[Page element annotations]
================================
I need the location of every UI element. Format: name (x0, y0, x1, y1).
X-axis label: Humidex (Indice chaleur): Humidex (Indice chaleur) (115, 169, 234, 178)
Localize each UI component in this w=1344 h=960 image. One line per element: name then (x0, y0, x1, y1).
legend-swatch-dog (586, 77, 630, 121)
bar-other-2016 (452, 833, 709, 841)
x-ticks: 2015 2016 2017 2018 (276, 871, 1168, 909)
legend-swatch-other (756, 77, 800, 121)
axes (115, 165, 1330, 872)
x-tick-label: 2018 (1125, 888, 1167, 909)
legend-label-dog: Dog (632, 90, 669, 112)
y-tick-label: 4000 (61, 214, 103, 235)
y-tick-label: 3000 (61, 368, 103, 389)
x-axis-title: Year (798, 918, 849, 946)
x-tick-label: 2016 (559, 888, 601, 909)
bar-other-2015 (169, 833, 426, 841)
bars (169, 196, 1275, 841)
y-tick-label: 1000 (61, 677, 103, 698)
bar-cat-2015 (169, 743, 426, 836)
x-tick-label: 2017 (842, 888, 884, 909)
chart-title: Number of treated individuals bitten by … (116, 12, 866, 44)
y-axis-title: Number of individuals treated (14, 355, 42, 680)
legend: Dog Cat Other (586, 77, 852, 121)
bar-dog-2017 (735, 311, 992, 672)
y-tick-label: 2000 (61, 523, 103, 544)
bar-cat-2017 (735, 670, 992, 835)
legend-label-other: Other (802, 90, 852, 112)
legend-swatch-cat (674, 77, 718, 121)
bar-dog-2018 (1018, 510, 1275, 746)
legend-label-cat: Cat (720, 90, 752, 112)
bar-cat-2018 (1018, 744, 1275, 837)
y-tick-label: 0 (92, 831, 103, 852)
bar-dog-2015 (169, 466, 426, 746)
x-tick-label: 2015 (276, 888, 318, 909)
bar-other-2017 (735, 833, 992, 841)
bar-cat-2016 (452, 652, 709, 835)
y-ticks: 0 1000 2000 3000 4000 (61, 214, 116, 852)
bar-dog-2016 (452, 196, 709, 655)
================================
## Given exercise
Copy every item above word for word, with no line altered.

## Exercise output
I need the location of every UI element. Format: name (x0, y0, x1, y1).
X-axis label: Humidex (Indice chaleur): Humidex (Indice chaleur) (115, 169, 234, 178)
Localize each UI component in this w=1344 h=960 image. One line per element: name then (x0, y0, x1, y1).
legend-swatch-dog (586, 77, 630, 121)
bar-other-2016 (452, 833, 709, 841)
x-ticks: 2015 2016 2017 2018 (276, 871, 1168, 909)
legend-swatch-other (756, 77, 800, 121)
axes (115, 165, 1330, 872)
x-tick-label: 2018 (1125, 888, 1167, 909)
legend-label-dog: Dog (632, 90, 669, 112)
y-tick-label: 4000 (61, 214, 103, 235)
y-tick-label: 3000 (61, 368, 103, 389)
x-axis-title: Year (798, 918, 849, 946)
x-tick-label: 2016 (559, 888, 601, 909)
bar-other-2015 (169, 833, 426, 841)
bars (169, 196, 1275, 841)
y-tick-label: 1000 (61, 677, 103, 698)
bar-cat-2015 (169, 743, 426, 836)
x-tick-label: 2017 (842, 888, 884, 909)
chart-title: Number of treated individuals bitten by … (116, 12, 866, 44)
y-axis-title: Number of individuals treated (14, 355, 42, 680)
legend: Dog Cat Other (586, 77, 852, 121)
bar-dog-2017 (735, 311, 992, 672)
y-tick-label: 2000 (61, 523, 103, 544)
bar-cat-2017 (735, 670, 992, 835)
legend-label-other: Other (802, 90, 852, 112)
legend-swatch-cat (674, 77, 718, 121)
bar-dog-2018 (1018, 510, 1275, 746)
legend-label-cat: Cat (720, 90, 752, 112)
bar-cat-2018 (1018, 744, 1275, 837)
y-tick-label: 0 (92, 831, 103, 852)
bar-dog-2015 (169, 466, 426, 746)
x-tick-label: 2015 (276, 888, 318, 909)
bar-other-2017 (735, 833, 992, 841)
bar-cat-2016 (452, 652, 709, 835)
y-ticks: 0 1000 2000 3000 4000 (61, 214, 116, 852)
bar-dog-2016 (452, 196, 709, 655)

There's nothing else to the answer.